● Brano citato
════════

È questo il caso, perché due elementi, uno scenico ed uno concettuale, ci richiamano alla memoria (recente), visiva e ideale, altra messinscena da mettere in relazione con Scende giù per Toledo di Arturo Cirillo; la messinscena in questione è Operetta burlesca di Emme Dante. Il primo dato che colpisce, visivamente, è la scelta dell’abito di scena di Rosalinda 'Sprint', il travestito portato in scena da Cirillo: uno sgargiante gilè in lamé turchese che ricorda assai da presso la mise di Pietro, il ‘maschio sbagliato’ di Operetta burlesca; il secondo aspetto, quello tematico, come s’intuisce, risiede nel discorso sulla diversità, diversamente portato avanti nei due spettacoli.
Ed è qui che le due strade si separano vistosamente, nell’approccio “visionario” alla tematica e nel differente uso della grammatica teatrale: mentre con l’opera della Dante ci eravamo trovati al cospetto di una capacità di conferire spessore drammaturgico (e che spessore!) ad una vicenda usuale di ordinaria diversità neghittosa, con Scende giù per Toledo ci troviamo di fronte ad un’ordinaria vicenda di questi (e di altri) tempi (l’opera da cui Cirillo prende le mosse è del ’75, firmata Patroni Griffi), che non riesce a superare, dal punto di vista teatrale, la soglia dell’ordinario.
Fatta salva la capacità attoriale di Arturo Cirillo regista in scena di se stesso, abile a dar voce e vita – più ancora che corpo – al manipolo di personaggi che animano Scende giù per Toledo, quello che a noi pare il limite più evidente della messinscena risiede proprio nella drammaturgia di un testo sul quale pare ormai posatasi una patina polverosa, patina che non s’è riusciti a soffiar via con una ventata di freschezza inventiva (quella freschezza inventiva che, di contro, riconosciamo ad Emma Dante, per la capacità di tradurre in immagine teatrale la parola altrimenti inerte).
Rosalinda ‘Sprint’ è la protagonista portata in assito da Cirillo. La scena è statica: un interno kitsch, paravento purpureo, un letto in mezzo alla stanza, un angolo per il trucco ed abiti gettati alla rinfusa. Nel corso della rappresentazione l’ambiente rimarrà tale, sia che Rosalinda ‘Sprint’ abiti quell’interno, sia che faccia rivivere i suoi sogni, sia ancora che si sposti altrove (a casa del sarto o fino alle bianche scogliere di Dover), come a render frustrata da coatta stanzialità ogni sua velleità d’altrove. “Perché non sono nata forestiera?”, si chiede Rosalinda, nata in un corpo che non riconosce, nemmeno nel colore dei capelli, un nero che ella si sforza di convertire al biondo, e abitante di un luogo che vorrebbe lasciare, teatro di sofferenze, ribalta di prostituzione.

════════

● Dati di ingresso
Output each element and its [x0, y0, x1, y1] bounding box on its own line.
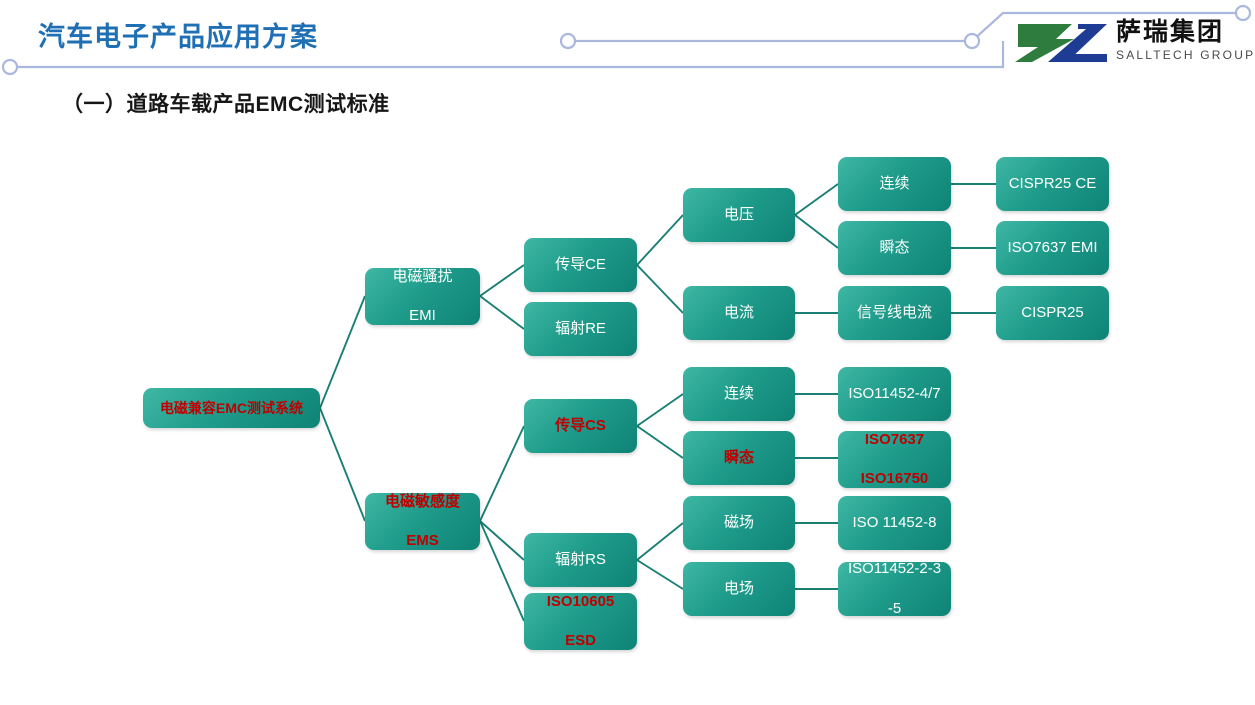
node-cs-transient[interactable]: 瞬态 [683, 431, 795, 485]
node-iso11452-235-line2: -5 [842, 599, 947, 619]
node-esd-line2: ESD [528, 631, 633, 651]
emc-test-standards-diagram: 电磁兼容EMC测试系统 电磁骚扰 EMI 电磁敏感度 EMS 传导CE 辐射RE… [0, 130, 1255, 690]
node-ems-line1: 电磁敏感度 [369, 492, 476, 512]
brand-name-cn: 萨瑞集团 [1116, 17, 1248, 47]
node-conducted-cs-label: 传导CS [528, 416, 633, 436]
node-cispr25-ce-label: CISPR25 CE [1000, 174, 1105, 194]
node-iso11452-4-7-label: ISO11452-4/7 [842, 384, 947, 404]
node-iso10605-esd-label: ISO10605 ESD [528, 592, 633, 652]
node-emi-transient-label: 瞬态 [842, 238, 947, 258]
node-root-label: 电磁兼容EMC测试系统 [147, 399, 316, 418]
node-voltage-label: 电压 [687, 205, 791, 225]
node-iso11452-2-3-5[interactable]: ISO11452-2-3 -5 [838, 562, 951, 616]
node-magnetic-field[interactable]: 磁场 [683, 496, 795, 550]
node-emi-continuous[interactable]: 连续 [838, 157, 951, 211]
node-ems[interactable]: 电磁敏感度 EMS [365, 493, 480, 550]
node-iso10605-esd[interactable]: ISO10605 ESD [524, 593, 637, 650]
node-iso11452-8-label: ISO 11452-8 [842, 513, 947, 533]
node-iso7637-line2: ISO16750 [842, 469, 947, 489]
node-electric-field[interactable]: 电场 [683, 562, 795, 616]
node-cs-continuous-label: 连续 [687, 384, 791, 404]
node-iso11452-2-3-5-label: ISO11452-2-3 -5 [842, 559, 947, 619]
node-emi-line1: 电磁骚扰 [369, 267, 476, 287]
node-emi-continuous-label: 连续 [842, 174, 947, 194]
node-electric-field-label: 电场 [687, 579, 791, 599]
node-cispr25-ce[interactable]: CISPR25 CE [996, 157, 1109, 211]
node-magnetic-field-label: 磁场 [687, 513, 791, 533]
node-voltage[interactable]: 电压 [683, 188, 795, 242]
node-signal-line-current[interactable]: 信号线电流 [838, 286, 951, 340]
node-iso7637-iso16750-label: ISO7637 ISO16750 [842, 430, 947, 490]
node-radiated-rs[interactable]: 辐射RS [524, 533, 637, 587]
node-iso7637-emi-label: ISO7637 EMI [1000, 238, 1105, 258]
node-conducted-ce[interactable]: 传导CE [524, 238, 637, 292]
brand-logo-text: 萨瑞集团 SALLTECH GROUP [1116, 17, 1248, 62]
node-cs-transient-label: 瞬态 [687, 448, 791, 468]
node-radiated-re[interactable]: 辐射RE [524, 302, 637, 356]
node-conducted-cs[interactable]: 传导CS [524, 399, 637, 453]
node-esd-line1: ISO10605 [528, 592, 633, 612]
node-cispr25[interactable]: CISPR25 [996, 286, 1109, 340]
brand-name-en: SALLTECH GROUP [1116, 48, 1248, 62]
slide-header: 汽车电子产品应用方案 萨瑞集团 SALLTECH GROUP [0, 0, 1255, 82]
node-cs-continuous[interactable]: 连续 [683, 367, 795, 421]
node-conducted-ce-label: 传导CE [528, 255, 633, 275]
page-title: 汽车电子产品应用方案 [38, 15, 318, 54]
node-signal-line-current-label: 信号线电流 [842, 303, 947, 323]
node-ems-line2: EMS [369, 531, 476, 551]
node-root[interactable]: 电磁兼容EMC测试系统 [143, 388, 320, 428]
node-iso11452-8[interactable]: ISO 11452-8 [838, 496, 951, 550]
node-cispr25-label: CISPR25 [1000, 303, 1105, 323]
node-iso7637-emi[interactable]: ISO7637 EMI [996, 221, 1109, 275]
section-heading: （一）道路车载产品EMC测试标准 [62, 88, 390, 118]
node-radiated-re-label: 辐射RE [528, 319, 633, 339]
node-emi-label: 电磁骚扰 EMI [369, 267, 476, 327]
node-iso11452-4-7[interactable]: ISO11452-4/7 [838, 367, 951, 421]
brand-logo: 萨瑞集团 SALLTECH GROUP [1012, 17, 1247, 69]
node-iso7637-line1: ISO7637 [842, 430, 947, 450]
node-radiated-rs-label: 辐射RS [528, 550, 633, 570]
node-emi[interactable]: 电磁骚扰 EMI [365, 268, 480, 325]
node-current-label: 电流 [687, 303, 791, 323]
node-iso7637-iso16750[interactable]: ISO7637 ISO16750 [838, 431, 951, 488]
node-emi-transient[interactable]: 瞬态 [838, 221, 951, 275]
node-ems-label: 电磁敏感度 EMS [369, 492, 476, 552]
node-iso11452-235-line1: ISO11452-2-3 [842, 559, 947, 579]
node-current[interactable]: 电流 [683, 286, 795, 340]
node-emi-line2: EMI [369, 306, 476, 326]
salltech-logo-icon [1012, 21, 1112, 65]
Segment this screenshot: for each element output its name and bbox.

════════

● Compiti dell'esercizio
1. Per quale motivo, secondo il brano citato, la messinscena di Scende giù per Toledo viene messa in relazione con Operetta burlesca? Rispondi in non più di tre frasi.
2. Ricopia dall'elenco il tratto che va dalla riga contenente "node-cs-transient[interactable]: 瞬态 [683, 431, 795, 485]" fino a quella contenente "node-iso11452-4-7-label: ISO11452-4/7 [842, 384, 947, 404]", entrambe incluse.

● Risposte ai compiti
1. Il collegamento nasce da due elementi, uno scenico e uno concettuale. Sul piano visivo, lo sgargiante gilè in lamé turchese di Rosalinda 'Sprint' ricorda molto da vicino la mise di Pietro, il 'maschio sbagliato' di Operetta burlesca. Sul piano tematico, entrambi gli spettacoli portano avanti, in modo diverso, un discorso sulla diversità.

2.
node-cs-transient[interactable]: 瞬态 [683, 431, 795, 485]
node-iso11452-235-line2: -5 [842, 599, 947, 619]
node-esd-line2: ESD [528, 631, 633, 651]
emc-test-standards-diagram: 电磁兼容EMC测试系统 电磁骚扰 EMI 电磁敏感度 EMS 传导CE 辐射RE… [0, 130, 1255, 690]
node-ems-line1: 电磁敏感度 [369, 492, 476, 512]
brand-name-cn: 萨瑞集团 [1116, 17, 1248, 47]
node-conducted-cs-label: 传导CS [528, 416, 633, 436]
node-cispr25-ce-label: CISPR25 CE [1000, 174, 1105, 194]
node-iso11452-4-7-label: ISO11452-4/7 [842, 384, 947, 404]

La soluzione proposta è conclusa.